Source data:
● ● ● ●

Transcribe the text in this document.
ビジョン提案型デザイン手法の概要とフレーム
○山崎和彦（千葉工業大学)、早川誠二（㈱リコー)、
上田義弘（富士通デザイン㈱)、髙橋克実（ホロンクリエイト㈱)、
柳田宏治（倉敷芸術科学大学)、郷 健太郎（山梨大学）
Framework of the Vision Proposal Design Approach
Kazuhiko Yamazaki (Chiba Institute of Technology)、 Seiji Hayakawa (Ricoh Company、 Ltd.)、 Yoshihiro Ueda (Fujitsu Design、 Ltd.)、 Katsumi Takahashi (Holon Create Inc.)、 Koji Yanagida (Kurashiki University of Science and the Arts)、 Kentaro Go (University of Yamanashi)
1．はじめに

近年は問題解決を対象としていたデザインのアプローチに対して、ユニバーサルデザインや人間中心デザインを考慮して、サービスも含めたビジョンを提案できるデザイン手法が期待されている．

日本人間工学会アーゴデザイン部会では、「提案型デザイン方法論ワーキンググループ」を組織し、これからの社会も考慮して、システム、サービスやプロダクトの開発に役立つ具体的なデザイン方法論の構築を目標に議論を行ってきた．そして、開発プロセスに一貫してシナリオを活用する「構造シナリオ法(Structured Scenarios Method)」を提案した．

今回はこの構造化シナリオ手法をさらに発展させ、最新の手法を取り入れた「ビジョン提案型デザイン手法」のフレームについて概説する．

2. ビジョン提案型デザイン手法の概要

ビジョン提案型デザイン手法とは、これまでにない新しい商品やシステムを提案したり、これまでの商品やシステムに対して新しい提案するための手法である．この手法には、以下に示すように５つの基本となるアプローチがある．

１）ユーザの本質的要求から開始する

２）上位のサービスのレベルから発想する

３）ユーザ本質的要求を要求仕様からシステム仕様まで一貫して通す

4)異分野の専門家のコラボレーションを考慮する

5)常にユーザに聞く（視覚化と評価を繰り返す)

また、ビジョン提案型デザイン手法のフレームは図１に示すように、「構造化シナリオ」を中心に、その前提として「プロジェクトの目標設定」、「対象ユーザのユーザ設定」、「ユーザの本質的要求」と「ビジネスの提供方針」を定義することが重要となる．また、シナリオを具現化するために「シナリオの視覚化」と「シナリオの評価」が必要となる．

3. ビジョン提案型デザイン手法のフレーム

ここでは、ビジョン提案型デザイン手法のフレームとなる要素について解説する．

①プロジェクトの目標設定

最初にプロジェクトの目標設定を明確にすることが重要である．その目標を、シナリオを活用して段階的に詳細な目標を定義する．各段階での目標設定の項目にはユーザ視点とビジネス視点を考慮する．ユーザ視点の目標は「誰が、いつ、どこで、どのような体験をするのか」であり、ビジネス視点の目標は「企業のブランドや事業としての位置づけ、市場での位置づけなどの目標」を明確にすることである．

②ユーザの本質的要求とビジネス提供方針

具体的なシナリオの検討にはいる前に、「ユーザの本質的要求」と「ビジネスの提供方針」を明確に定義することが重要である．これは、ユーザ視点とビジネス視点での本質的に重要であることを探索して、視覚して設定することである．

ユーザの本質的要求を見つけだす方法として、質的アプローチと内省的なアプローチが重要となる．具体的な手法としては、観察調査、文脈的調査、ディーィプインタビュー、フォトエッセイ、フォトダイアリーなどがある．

● ● ● ●

■ **REQUIREMENT**:
Copy out all of the records shown above exactly.

■ **RESPONSE TO THE TASK**:
Transcribe the text in this document.
ビジョン提案型デザイン手法の概要とフレーム
○山崎和彦（千葉工業大学)、早川誠二（㈱リコー)、
上田義弘（富士通デザイン㈱)、髙橋克実（ホロンクリエイト㈱)、
柳田宏治（倉敷芸術科学大学)、郷 健太郎（山梨大学）
Framework of the Vision Proposal Design Approach
Kazuhiko Yamazaki (Chiba Institute of Technology)、 Seiji Hayakawa (Ricoh Company、 Ltd.)、 Yoshihiro Ueda (Fujitsu Design、 Ltd.)、 Katsumi Takahashi (Holon Create Inc.)、 Koji Yanagida (Kurashiki University of Science and the Arts)、 Kentaro Go (University of Yamanashi)
1．はじめに

近年は問題解決を対象としていたデザインのアプローチに対して、ユニバーサルデザインや人間中心デザインを考慮して、サービスも含めたビジョンを提案できるデザイン手法が期待されている．

日本人間工学会アーゴデザイン部会では、「提案型デザイン方法論ワーキンググループ」を組織し、これからの社会も考慮して、システム、サービスやプロダクトの開発に役立つ具体的なデザイン方法論の構築を目標に議論を行ってきた．そして、開発プロセスに一貫してシナリオを活用する「構造シナリオ法(Structured Scenarios Method)」を提案した．

今回はこの構造化シナリオ手法をさらに発展させ、最新の手法を取り入れた「ビジョン提案型デザイン手法」のフレームについて概説する．

2. ビジョン提案型デザイン手法の概要

ビジョン提案型デザイン手法とは、これまでにない新しい商品やシステムを提案したり、これまでの商品やシステムに対して新しい提案するための手法である．この手法には、以下に示すように５つの基本となるアプローチがある．

１）ユーザの本質的要求から開始する

２）上位のサービスのレベルから発想する

３）ユーザ本質的要求を要求仕様からシステム仕様まで一貫して通す

4)異分野の専門家のコラボレーションを考慮する

5)常にユーザに聞く（視覚化と評価を繰り返す)

また、ビジョン提案型デザイン手法のフレームは図１に示すように、「構造化シナリオ」を中心に、その前提として「プロジェクトの目標設定」、「対象ユーザのユーザ設定」、「ユーザの本質的要求」と「ビジネスの提供方針」を定義することが重要となる．また、シナリオを具現化するために「シナリオの視覚化」と「シナリオの評価」が必要となる．

3. ビジョン提案型デザイン手法のフレーム

ここでは、ビジョン提案型デザイン手法のフレームとなる要素について解説する．

①プロジェクトの目標設定

最初にプロジェクトの目標設定を明確にすることが重要である．その目標を、シナリオを活用して段階的に詳細な目標を定義する．各段階での目標設定の項目にはユーザ視点とビジネス視点を考慮する．ユーザ視点の目標は「誰が、いつ、どこで、どのような体験をするのか」であり、ビジネス視点の目標は「企業のブランドや事業としての位置づけ、市場での位置づけなどの目標」を明確にすることである．

②ユーザの本質的要求とビジネス提供方針

具体的なシナリオの検討にはいる前に、「ユーザの本質的要求」と「ビジネスの提供方針」を明確に定義することが重要である．これは、ユーザ視点とビジネス視点での本質的に重要であることを探索して、視覚して設定することである．

ユーザの本質的要求を見つけだす方法として、質的アプローチと内省的なアプローチが重要となる．具体的な手法としては、観察調査、文脈的調査、ディーィプインタビュー、フォトエッセイ、フォトダイアリーなどがある．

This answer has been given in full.